INSTRUCTION 1: According to the article on the primary recovery (.bi) file, what kind of mechanism are transactions?

GIVEN TEXT:
* Begin *

Kbase P10481: How the primary recovery (.bi) file works
Autor |
  Progress Software Corporation - Progress |
Acesso |
  Público |
Publicação |
  28/07/2009 |
|
Status: Verified
GOAL:
How the primary recovery (.bi) file works
GOAL:
What is Undo and Redo Logging
GOAL:
What is roll-back recovery ?
FACT(s) (Environment):
All Supported Operating Systems
Progress/OpenEdge Product Family
FIX:
The following provides a detailed explanation of how the before image file works and some of the history behind it's evolution. It is as an integral part of the Progress database.
1. Introduction
This document contains a brief discussion of how the Progress database manager uses logging to achieve reliability and high performance.
2. Transactions
The transaction concept is central to the Progress database manager. A brief review is provided here as background.
Transactions are an *error handling* mechanism. They allow you to do an arbitrary amount of work and then change your mind. You can tell the system "Oops, I don't want to do this after all. Put everything
back they way it was before I started." or "OK, I'm finished now, make all my changes official". If a failure occurs before you are done, the system will automatically take away any work that is not completed and cannot be finished.

* End *

(Data extracted from a collection)
* Begin *

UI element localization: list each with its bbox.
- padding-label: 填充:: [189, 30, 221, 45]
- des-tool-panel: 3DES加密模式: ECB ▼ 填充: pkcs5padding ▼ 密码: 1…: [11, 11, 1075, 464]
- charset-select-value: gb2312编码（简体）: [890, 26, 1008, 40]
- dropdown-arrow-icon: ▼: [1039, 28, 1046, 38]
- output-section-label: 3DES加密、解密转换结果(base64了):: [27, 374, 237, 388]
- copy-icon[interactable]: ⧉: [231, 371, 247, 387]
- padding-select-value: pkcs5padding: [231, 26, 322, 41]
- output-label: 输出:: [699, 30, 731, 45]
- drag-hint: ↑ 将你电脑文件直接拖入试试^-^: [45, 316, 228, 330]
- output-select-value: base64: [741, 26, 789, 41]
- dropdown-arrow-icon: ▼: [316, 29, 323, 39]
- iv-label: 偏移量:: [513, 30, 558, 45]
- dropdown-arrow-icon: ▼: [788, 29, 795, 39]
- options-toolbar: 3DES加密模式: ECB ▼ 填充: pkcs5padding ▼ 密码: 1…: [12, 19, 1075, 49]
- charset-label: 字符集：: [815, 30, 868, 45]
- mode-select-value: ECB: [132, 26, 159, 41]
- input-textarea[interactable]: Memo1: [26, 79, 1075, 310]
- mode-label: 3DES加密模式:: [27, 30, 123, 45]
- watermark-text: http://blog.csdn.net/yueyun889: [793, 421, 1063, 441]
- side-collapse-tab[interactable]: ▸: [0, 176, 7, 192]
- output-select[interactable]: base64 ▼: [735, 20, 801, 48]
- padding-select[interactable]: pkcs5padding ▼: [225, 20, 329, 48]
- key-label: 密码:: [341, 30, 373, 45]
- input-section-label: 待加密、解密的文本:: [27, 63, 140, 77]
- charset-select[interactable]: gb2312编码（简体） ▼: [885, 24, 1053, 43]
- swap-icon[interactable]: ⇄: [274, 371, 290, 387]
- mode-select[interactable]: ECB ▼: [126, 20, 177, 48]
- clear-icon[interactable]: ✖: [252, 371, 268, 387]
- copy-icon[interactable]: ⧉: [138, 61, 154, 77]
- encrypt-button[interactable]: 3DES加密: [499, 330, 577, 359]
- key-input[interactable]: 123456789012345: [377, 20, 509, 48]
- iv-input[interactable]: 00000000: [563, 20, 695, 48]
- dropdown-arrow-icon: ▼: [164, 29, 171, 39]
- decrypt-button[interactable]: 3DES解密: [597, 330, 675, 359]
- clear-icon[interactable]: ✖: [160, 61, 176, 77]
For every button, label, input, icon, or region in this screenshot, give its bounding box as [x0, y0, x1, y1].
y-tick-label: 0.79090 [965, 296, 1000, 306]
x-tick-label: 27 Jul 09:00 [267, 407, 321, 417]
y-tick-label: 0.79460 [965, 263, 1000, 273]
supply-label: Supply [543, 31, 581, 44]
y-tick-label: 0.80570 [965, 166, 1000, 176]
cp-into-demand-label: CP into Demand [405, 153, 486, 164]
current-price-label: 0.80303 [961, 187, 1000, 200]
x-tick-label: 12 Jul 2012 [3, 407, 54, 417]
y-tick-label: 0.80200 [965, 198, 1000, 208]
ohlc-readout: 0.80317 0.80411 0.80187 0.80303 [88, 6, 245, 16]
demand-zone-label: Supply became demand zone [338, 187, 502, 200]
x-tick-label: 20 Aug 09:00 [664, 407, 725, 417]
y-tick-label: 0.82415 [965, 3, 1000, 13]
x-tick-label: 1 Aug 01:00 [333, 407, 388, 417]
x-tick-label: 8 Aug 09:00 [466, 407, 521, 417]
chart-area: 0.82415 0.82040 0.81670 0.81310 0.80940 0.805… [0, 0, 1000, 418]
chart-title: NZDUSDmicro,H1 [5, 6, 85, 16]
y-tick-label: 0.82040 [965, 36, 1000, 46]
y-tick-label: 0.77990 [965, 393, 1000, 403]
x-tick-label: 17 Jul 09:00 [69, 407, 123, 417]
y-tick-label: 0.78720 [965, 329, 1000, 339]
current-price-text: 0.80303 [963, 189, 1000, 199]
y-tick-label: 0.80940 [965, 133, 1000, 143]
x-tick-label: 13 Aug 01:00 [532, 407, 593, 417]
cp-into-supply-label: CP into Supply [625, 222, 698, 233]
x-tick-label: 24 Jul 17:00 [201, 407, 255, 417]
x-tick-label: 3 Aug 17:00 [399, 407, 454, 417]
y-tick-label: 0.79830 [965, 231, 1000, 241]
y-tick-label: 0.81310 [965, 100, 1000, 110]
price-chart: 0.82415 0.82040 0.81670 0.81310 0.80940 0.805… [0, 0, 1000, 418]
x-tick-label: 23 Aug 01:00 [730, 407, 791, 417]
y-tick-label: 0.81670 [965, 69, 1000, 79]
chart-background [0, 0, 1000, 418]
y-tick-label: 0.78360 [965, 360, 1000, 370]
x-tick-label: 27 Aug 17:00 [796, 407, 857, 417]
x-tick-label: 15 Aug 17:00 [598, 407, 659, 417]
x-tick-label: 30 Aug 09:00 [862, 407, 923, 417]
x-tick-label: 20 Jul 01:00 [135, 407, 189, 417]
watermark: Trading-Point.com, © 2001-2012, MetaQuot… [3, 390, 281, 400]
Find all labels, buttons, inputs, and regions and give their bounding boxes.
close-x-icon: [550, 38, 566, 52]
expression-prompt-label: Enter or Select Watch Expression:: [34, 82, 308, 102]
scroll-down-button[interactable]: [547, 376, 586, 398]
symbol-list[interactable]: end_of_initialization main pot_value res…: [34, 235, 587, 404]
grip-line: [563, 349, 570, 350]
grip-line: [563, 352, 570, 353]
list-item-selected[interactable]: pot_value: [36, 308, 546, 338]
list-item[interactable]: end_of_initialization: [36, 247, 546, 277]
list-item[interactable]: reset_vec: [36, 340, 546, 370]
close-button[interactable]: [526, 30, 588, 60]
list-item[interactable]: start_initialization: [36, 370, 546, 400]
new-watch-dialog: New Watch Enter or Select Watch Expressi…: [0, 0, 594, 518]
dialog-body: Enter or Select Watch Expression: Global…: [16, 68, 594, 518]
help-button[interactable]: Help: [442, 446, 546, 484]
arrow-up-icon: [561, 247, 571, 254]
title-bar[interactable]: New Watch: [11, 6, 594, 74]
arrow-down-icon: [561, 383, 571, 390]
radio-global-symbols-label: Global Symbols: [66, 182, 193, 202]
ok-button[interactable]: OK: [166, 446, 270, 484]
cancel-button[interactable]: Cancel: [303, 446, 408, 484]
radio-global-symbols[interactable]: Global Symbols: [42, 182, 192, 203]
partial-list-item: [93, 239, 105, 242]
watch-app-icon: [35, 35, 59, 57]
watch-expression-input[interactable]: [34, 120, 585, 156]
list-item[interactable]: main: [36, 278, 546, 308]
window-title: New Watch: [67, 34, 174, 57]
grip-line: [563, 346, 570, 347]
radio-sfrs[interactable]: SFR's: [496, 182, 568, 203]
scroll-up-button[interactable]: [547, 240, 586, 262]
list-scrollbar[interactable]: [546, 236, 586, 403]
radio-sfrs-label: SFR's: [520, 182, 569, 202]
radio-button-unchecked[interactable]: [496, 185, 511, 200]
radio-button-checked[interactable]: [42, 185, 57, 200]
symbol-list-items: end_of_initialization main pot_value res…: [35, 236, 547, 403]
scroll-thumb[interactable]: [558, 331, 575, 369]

* End *

INSTRUCTION 2: Please put the records into a numbered list, starting at their first line and ending at the line that contains "- dropdown-arrow-icon: ▼: [316, 29, 323, 39]", and leave out blank lines.

SOLUTION 1: An error handling mechanism.

SOLUTION 2:
1. UI element localization: list each with its bbox.
2. - padding-label: 填充:: [189, 30, 221, 45]
3. - des-tool-panel: 3DES加密模式: ECB ▼ 填充: pkcs5padding ▼ 密码: 1…: [11, 11, 1075, 464]
4. - charset-select-value: gb2312编码（简体）: [890, 26, 1008, 40]
5. - dropdown-arrow-icon: ▼: [1039, 28, 1046, 38]
6. - output-section-label: 3DES加密、解密转换结果(base64了):: [27, 374, 237, 388]
7. - copy-icon[interactable]: ⧉: [231, 371, 247, 387]
8. - padding-select-value: pkcs5padding: [231, 26, 322, 41]
9. - output-label: 输出:: [699, 30, 731, 45]
10. - drag-hint: ↑ 将你电脑文件直接拖入试试^-^: [45, 316, 228, 330]
11. - output-select-value: base64: [741, 26, 789, 41]
12. - dropdown-arrow-icon: ▼: [316, 29, 323, 39]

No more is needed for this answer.